◆ TASK INSTRUCTIONS
Tally how many lines hold the string "county". Your reply should be that number alone.

◆ Extracted data entries

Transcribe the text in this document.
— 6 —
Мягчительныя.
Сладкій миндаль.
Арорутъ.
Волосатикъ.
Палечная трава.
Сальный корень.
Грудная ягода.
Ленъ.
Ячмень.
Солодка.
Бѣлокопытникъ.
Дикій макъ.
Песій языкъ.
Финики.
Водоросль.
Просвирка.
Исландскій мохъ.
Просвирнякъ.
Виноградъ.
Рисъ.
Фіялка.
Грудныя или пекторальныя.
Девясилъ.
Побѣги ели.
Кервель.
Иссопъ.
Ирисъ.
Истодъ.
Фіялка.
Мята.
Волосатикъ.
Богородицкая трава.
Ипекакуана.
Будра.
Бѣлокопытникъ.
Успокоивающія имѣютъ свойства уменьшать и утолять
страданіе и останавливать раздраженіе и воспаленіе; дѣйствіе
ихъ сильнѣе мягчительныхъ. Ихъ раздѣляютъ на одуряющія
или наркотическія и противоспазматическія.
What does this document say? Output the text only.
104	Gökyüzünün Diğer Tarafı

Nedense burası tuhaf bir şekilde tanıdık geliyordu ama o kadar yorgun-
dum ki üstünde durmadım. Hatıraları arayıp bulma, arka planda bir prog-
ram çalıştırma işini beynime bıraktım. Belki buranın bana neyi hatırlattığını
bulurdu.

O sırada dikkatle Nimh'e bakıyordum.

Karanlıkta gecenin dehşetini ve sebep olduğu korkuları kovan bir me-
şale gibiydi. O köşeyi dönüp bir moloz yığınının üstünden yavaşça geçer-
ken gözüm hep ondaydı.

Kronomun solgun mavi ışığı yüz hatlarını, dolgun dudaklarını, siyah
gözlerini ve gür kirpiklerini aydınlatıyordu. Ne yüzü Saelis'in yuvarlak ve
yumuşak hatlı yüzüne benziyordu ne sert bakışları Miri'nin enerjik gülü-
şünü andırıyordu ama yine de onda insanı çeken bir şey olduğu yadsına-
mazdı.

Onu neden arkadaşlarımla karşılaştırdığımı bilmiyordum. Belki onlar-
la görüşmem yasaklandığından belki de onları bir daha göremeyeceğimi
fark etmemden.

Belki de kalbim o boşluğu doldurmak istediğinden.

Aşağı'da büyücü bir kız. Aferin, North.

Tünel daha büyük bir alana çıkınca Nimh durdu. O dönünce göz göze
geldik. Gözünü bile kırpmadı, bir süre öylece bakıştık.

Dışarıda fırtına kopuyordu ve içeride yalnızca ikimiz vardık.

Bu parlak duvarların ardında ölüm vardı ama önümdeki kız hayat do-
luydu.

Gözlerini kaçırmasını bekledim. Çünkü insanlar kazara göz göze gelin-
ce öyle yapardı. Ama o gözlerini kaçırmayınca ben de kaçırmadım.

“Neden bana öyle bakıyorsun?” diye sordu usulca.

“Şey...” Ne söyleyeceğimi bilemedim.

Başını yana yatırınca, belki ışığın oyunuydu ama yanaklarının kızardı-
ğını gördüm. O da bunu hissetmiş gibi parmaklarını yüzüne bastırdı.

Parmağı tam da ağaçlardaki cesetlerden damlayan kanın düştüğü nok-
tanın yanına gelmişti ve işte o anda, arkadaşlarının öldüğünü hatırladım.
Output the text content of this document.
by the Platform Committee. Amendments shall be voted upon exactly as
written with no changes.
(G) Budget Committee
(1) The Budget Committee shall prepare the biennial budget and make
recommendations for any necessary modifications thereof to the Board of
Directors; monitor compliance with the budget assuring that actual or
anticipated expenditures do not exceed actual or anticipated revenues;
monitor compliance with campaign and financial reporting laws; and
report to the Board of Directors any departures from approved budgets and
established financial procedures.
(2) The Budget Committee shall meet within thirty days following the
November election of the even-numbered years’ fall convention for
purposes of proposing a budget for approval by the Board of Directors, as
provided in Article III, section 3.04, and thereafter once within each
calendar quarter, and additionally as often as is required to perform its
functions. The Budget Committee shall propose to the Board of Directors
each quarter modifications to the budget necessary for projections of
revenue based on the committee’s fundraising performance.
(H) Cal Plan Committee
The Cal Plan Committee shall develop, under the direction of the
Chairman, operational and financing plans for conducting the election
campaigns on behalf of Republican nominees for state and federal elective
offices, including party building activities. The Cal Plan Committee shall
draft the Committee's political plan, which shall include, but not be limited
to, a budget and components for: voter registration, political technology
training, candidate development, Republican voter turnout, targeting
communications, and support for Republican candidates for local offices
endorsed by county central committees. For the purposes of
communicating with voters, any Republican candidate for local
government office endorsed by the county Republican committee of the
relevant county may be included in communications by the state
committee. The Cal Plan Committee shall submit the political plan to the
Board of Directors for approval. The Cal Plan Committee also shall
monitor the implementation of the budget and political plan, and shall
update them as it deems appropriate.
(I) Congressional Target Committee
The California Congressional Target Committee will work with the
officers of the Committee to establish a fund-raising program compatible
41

◆ ANSWER IN FULL
3